— begin —

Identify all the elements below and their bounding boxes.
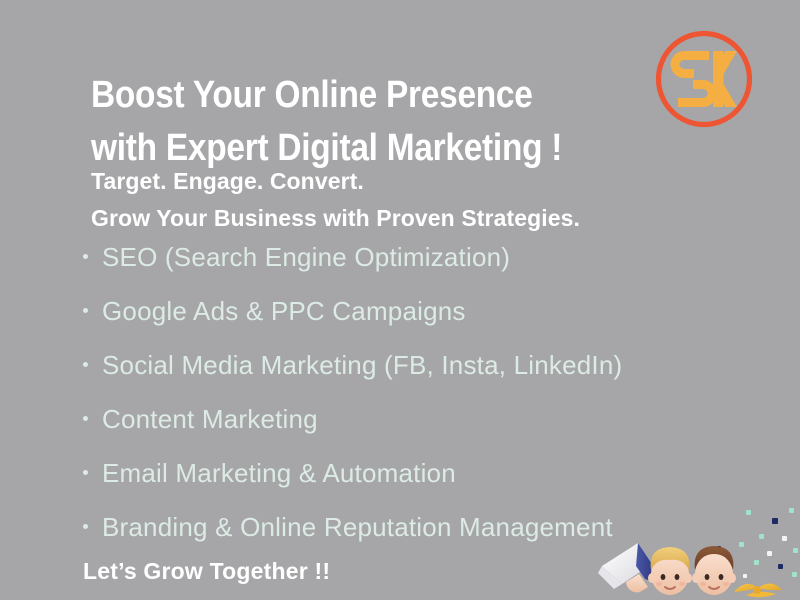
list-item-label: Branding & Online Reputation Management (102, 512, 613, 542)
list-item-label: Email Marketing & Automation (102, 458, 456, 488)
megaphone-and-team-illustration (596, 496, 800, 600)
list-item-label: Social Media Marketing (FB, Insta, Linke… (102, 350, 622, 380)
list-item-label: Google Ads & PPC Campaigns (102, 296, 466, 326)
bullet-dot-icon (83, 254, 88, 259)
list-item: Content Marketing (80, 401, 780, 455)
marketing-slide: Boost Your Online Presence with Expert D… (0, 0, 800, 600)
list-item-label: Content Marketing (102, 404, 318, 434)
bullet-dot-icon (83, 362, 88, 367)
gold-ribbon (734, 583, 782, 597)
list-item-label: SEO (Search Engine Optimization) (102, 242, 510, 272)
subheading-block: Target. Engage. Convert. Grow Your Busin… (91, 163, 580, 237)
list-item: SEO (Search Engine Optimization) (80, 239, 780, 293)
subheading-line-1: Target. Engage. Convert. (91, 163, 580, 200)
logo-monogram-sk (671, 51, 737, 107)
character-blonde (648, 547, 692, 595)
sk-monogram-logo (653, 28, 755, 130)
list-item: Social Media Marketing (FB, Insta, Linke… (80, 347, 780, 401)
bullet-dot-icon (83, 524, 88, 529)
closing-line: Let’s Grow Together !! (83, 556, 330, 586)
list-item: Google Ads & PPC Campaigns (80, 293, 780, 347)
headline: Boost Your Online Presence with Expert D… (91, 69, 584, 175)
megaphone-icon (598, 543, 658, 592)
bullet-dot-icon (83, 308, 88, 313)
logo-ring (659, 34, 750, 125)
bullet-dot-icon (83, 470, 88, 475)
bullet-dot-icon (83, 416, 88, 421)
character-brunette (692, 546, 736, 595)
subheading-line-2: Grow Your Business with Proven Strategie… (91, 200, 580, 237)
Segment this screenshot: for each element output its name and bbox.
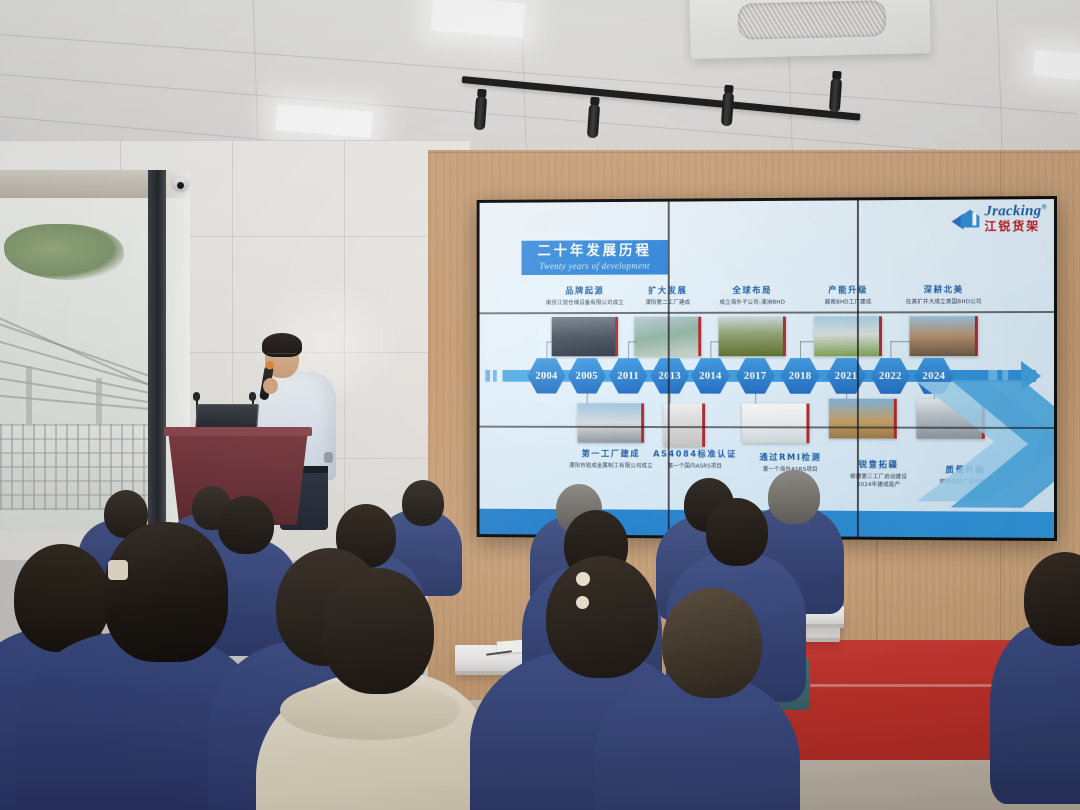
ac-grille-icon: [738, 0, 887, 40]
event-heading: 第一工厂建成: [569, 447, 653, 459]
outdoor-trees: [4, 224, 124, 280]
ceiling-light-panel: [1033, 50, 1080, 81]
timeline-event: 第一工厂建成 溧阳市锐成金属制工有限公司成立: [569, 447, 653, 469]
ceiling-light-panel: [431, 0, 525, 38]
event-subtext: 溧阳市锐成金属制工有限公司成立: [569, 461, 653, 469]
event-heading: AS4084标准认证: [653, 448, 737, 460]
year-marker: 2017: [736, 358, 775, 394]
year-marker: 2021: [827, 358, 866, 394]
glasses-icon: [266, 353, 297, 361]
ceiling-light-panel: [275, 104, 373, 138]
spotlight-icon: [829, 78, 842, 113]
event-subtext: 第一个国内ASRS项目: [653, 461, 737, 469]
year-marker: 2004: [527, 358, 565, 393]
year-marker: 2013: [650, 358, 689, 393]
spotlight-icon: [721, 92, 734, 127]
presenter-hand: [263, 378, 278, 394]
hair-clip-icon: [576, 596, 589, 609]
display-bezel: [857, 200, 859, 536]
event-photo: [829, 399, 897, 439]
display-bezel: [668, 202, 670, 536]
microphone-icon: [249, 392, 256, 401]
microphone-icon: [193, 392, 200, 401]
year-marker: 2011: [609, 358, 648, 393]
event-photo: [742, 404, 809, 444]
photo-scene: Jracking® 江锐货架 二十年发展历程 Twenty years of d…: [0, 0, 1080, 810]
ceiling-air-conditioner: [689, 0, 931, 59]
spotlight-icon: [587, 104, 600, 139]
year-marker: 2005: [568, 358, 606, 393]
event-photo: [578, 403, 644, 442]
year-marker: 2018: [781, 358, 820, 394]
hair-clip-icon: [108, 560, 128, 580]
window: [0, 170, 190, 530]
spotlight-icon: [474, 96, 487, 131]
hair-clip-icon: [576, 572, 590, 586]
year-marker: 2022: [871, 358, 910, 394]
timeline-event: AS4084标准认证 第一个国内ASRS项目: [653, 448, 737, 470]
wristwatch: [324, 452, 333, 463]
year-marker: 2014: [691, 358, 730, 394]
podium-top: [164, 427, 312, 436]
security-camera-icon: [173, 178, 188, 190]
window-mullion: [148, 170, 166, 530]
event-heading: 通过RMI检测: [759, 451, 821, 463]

— end —
— begin —

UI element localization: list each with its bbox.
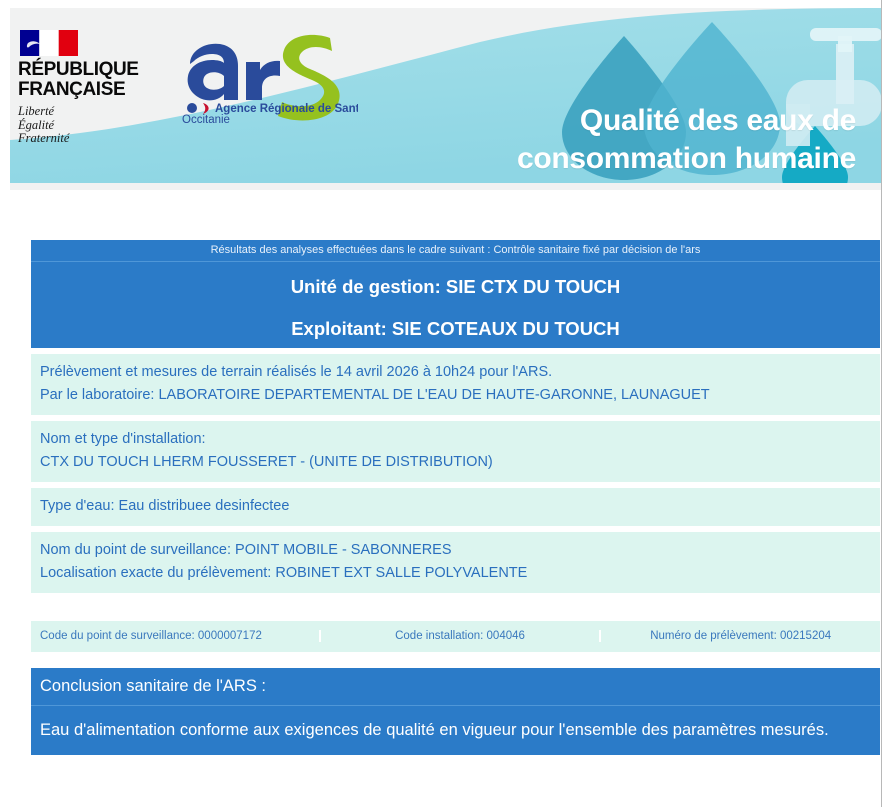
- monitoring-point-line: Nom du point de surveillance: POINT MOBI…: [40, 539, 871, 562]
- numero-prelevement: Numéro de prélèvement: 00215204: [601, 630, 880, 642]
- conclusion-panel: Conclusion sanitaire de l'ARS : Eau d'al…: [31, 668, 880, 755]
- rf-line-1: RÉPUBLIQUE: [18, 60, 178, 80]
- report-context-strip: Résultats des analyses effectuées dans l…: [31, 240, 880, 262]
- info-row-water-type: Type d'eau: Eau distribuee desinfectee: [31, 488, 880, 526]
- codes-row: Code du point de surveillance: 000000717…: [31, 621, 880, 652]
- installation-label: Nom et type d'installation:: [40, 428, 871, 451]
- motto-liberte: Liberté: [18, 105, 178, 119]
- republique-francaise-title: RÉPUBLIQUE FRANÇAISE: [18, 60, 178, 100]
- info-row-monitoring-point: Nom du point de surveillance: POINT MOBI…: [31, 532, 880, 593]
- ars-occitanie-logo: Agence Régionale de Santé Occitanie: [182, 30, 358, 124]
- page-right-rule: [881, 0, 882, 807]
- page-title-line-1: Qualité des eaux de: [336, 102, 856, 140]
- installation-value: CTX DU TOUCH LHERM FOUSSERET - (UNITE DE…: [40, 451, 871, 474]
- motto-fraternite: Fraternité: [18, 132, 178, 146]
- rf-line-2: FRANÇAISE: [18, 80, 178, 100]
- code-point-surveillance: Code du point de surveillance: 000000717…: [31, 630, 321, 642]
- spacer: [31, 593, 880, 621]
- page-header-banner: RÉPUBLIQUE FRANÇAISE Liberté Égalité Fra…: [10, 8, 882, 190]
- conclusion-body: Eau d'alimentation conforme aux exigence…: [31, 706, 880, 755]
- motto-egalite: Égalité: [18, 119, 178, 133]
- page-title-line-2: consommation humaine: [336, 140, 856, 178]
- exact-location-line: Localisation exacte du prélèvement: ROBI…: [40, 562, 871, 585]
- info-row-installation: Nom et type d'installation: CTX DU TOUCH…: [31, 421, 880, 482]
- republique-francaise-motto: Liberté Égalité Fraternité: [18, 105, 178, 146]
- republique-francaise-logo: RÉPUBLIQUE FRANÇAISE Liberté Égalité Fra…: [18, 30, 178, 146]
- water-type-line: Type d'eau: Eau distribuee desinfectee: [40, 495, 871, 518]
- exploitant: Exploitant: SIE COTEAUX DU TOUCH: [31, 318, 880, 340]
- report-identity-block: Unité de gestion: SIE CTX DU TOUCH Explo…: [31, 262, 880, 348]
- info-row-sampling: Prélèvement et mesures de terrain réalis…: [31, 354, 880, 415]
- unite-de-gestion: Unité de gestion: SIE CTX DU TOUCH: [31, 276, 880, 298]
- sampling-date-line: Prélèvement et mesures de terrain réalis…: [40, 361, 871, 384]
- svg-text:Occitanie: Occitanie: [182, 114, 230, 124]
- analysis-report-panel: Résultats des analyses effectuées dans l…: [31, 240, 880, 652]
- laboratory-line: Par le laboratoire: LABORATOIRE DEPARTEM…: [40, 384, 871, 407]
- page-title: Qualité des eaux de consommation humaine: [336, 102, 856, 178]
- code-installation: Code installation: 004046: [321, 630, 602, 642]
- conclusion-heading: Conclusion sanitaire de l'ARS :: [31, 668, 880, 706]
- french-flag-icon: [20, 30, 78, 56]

— end —
— begin —

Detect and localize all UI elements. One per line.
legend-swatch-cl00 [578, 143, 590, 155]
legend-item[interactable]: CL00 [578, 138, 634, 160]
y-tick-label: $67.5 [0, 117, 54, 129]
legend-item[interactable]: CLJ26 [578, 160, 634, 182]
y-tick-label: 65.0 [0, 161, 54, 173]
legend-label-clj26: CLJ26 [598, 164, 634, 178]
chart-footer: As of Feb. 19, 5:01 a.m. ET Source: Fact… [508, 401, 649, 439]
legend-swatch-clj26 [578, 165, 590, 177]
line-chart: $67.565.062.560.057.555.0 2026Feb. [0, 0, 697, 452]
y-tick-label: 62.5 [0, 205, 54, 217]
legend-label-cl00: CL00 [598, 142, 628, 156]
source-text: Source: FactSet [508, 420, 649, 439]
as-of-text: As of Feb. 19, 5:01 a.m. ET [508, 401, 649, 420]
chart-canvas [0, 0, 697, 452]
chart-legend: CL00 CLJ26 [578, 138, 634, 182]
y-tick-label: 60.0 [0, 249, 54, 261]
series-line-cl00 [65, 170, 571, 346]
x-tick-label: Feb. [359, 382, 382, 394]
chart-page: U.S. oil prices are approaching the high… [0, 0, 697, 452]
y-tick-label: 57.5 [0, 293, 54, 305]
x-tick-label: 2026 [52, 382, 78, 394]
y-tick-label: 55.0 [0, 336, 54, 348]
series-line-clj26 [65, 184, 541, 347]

— end —

Given request → Please rewrite the stretch of records from the line containing "ac-grille-icon: [738, 0, 887, 40]" through the line containing "year-marker: 2017: [736, 358, 775, 394]", replacing "event-heading" with "event-title" and leaving everything else unchanged. Return only those lines.

Exercise answer →
ac-grille-icon: [738, 0, 887, 40]
event-title: 第一工厂建成: [569, 447, 653, 459]
outdoor-trees: [4, 224, 124, 280]
ceiling-light-panel: [1033, 50, 1080, 81]
timeline-event: 第一工厂建成 溧阳市锐成金属制工有限公司成立: [569, 447, 653, 469]
ceiling-light-panel: [431, 0, 525, 38]
event-subtext: 溧阳市锐成金属制工有限公司成立: [569, 461, 653, 469]
event-title: AS4084标准认证: [653, 448, 737, 460]
year-marker: 2017: [736, 358, 775, 394]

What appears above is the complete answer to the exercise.